## What needs to be done
Your task is to output all the records below, word for word.

## Given records
..........

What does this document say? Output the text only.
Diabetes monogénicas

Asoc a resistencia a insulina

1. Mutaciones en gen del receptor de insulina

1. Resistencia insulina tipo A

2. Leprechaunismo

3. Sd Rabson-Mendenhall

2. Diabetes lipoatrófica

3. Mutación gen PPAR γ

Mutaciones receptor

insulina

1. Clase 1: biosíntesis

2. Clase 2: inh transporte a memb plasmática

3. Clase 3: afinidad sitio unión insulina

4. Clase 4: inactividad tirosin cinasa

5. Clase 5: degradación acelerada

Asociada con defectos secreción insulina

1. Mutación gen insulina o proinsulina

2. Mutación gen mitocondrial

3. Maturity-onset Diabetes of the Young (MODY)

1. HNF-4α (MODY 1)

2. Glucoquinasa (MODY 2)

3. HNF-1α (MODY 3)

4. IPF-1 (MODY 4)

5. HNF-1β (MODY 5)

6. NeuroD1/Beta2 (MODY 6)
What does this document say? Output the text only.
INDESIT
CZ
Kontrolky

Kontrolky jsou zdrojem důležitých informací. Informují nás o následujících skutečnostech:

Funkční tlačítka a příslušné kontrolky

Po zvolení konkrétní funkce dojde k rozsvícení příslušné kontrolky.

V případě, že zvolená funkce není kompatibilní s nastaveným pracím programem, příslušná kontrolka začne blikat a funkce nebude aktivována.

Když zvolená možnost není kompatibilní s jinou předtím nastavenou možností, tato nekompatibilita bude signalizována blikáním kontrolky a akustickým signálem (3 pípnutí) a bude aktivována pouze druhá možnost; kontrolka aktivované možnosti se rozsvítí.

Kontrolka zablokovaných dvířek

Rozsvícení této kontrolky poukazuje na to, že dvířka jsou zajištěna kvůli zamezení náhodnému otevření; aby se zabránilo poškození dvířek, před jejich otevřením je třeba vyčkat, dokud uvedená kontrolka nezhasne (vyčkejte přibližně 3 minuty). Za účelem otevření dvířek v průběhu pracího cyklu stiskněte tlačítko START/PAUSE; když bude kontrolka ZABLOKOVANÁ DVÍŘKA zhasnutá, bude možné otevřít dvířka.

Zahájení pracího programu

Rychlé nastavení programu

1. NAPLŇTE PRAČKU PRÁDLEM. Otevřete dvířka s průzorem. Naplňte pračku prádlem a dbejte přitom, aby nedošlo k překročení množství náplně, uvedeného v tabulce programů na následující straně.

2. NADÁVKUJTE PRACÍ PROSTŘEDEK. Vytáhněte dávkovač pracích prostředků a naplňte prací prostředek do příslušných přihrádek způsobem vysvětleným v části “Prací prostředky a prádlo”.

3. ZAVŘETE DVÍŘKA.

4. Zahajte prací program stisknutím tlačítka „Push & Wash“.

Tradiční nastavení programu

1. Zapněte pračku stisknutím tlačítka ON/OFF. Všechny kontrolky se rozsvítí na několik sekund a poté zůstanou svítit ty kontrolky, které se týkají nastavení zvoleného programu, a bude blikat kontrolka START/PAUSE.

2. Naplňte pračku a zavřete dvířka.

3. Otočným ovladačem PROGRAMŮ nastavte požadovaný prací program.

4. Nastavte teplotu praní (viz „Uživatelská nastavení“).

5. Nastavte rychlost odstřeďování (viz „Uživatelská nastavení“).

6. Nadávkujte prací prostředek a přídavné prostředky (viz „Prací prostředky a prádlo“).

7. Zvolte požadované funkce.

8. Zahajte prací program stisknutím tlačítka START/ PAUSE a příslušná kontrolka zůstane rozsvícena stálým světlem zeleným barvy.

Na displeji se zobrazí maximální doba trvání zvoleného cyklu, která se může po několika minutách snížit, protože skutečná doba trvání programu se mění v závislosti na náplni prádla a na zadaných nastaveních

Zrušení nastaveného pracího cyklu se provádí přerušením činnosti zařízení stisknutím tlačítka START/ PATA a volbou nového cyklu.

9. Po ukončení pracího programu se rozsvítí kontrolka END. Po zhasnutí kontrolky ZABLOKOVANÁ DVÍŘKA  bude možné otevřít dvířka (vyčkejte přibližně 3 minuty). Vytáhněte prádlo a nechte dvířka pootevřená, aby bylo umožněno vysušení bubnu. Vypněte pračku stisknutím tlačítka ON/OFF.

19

..........

## Exercise result
What does this document say? Output the text only.
Diabetes monogénicas

Asoc a resistencia a insulina

1. Mutaciones en gen del receptor de insulina

1. Resistencia insulina tipo A

2. Leprechaunismo

3. Sd Rabson-Mendenhall

2. Diabetes lipoatrófica

3. Mutación gen PPAR γ

Mutaciones receptor

insulina

1. Clase 1: biosíntesis

2. Clase 2: inh transporte a memb plasmática

3. Clase 3: afinidad sitio unión insulina

4. Clase 4: inactividad tirosin cinasa

5. Clase 5: degradación acelerada

Asociada con defectos secreción insulina

1. Mutación gen insulina o proinsulina

2. Mutación gen mitocondrial

3. Maturity-onset Diabetes of the Young (MODY)

1. HNF-4α (MODY 1)

2. Glucoquinasa (MODY 2)

3. HNF-1α (MODY 3)

4. IPF-1 (MODY 4)

5. HNF-1β (MODY 5)

6. NeuroD1/Beta2 (MODY 6)
What does this document say? Output the text only.
INDESIT
CZ
Kontrolky

Kontrolky jsou zdrojem důležitých informací. Informují nás o následujících skutečnostech:

Funkční tlačítka a příslušné kontrolky

Po zvolení konkrétní funkce dojde k rozsvícení příslušné kontrolky.

V případě, že zvolená funkce není kompatibilní s nastaveným pracím programem, příslušná kontrolka začne blikat a funkce nebude aktivována.

Když zvolená možnost není kompatibilní s jinou předtím nastavenou možností, tato nekompatibilita bude signalizována blikáním kontrolky a akustickým signálem (3 pípnutí) a bude aktivována pouze druhá možnost; kontrolka aktivované možnosti se rozsvítí.

Kontrolka zablokovaných dvířek

Rozsvícení této kontrolky poukazuje na to, že dvířka jsou zajištěna kvůli zamezení náhodnému otevření; aby se zabránilo poškození dvířek, před jejich otevřením je třeba vyčkat, dokud uvedená kontrolka nezhasne (vyčkejte přibližně 3 minuty). Za účelem otevření dvířek v průběhu pracího cyklu stiskněte tlačítko START/PAUSE; když bude kontrolka ZABLOKOVANÁ DVÍŘKA zhasnutá, bude možné otevřít dvířka.

Zahájení pracího programu

Rychlé nastavení programu

1. NAPLŇTE PRAČKU PRÁDLEM. Otevřete dvířka s průzorem. Naplňte pračku prádlem a dbejte přitom, aby nedošlo k překročení množství náplně, uvedeného v tabulce programů na následující straně.

2. NADÁVKUJTE PRACÍ PROSTŘEDEK. Vytáhněte dávkovač pracích prostředků a naplňte prací prostředek do příslušných přihrádek způsobem vysvětleným v části “Prací prostředky a prádlo”.

3. ZAVŘETE DVÍŘKA.

4. Zahajte prací program stisknutím tlačítka „Push & Wash“.

Tradiční nastavení programu

1. Zapněte pračku stisknutím tlačítka ON/OFF. Všechny kontrolky se rozsvítí na několik sekund a poté zůstanou svítit ty kontrolky, které se týkají nastavení zvoleného programu, a bude blikat kontrolka START/PAUSE.

2. Naplňte pračku a zavřete dvířka.

3. Otočným ovladačem PROGRAMŮ nastavte požadovaný prací program.

4. Nastavte teplotu praní (viz „Uživatelská nastavení“).

5. Nastavte rychlost odstřeďování (viz „Uživatelská nastavení“).

6. Nadávkujte prací prostředek a přídavné prostředky (viz „Prací prostředky a prádlo“).

7. Zvolte požadované funkce.

8. Zahajte prací program stisknutím tlačítka START/ PAUSE a příslušná kontrolka zůstane rozsvícena stálým světlem zeleným barvy.

Na displeji se zobrazí maximální doba trvání zvoleného cyklu, která se může po několika minutách snížit, protože skutečná doba trvání programu se mění v závislosti na náplni prádla a na zadaných nastaveních

Zrušení nastaveného pracího cyklu se provádí přerušením činnosti zařízení stisknutím tlačítka START/ PATA a volbou nového cyklu.

9. Po ukončení pracího programu se rozsvítí kontrolka END. Po zhasnutí kontrolky ZABLOKOVANÁ DVÍŘKA  bude možné otevřít dvířka (vyčkejte přibližně 3 minuty). Vytáhněte prádlo a nechte dvířka pootevřená, aby bylo umožněno vysušení bubnu. Vypněte pračku stisknutím tlačítka ON/OFF.

19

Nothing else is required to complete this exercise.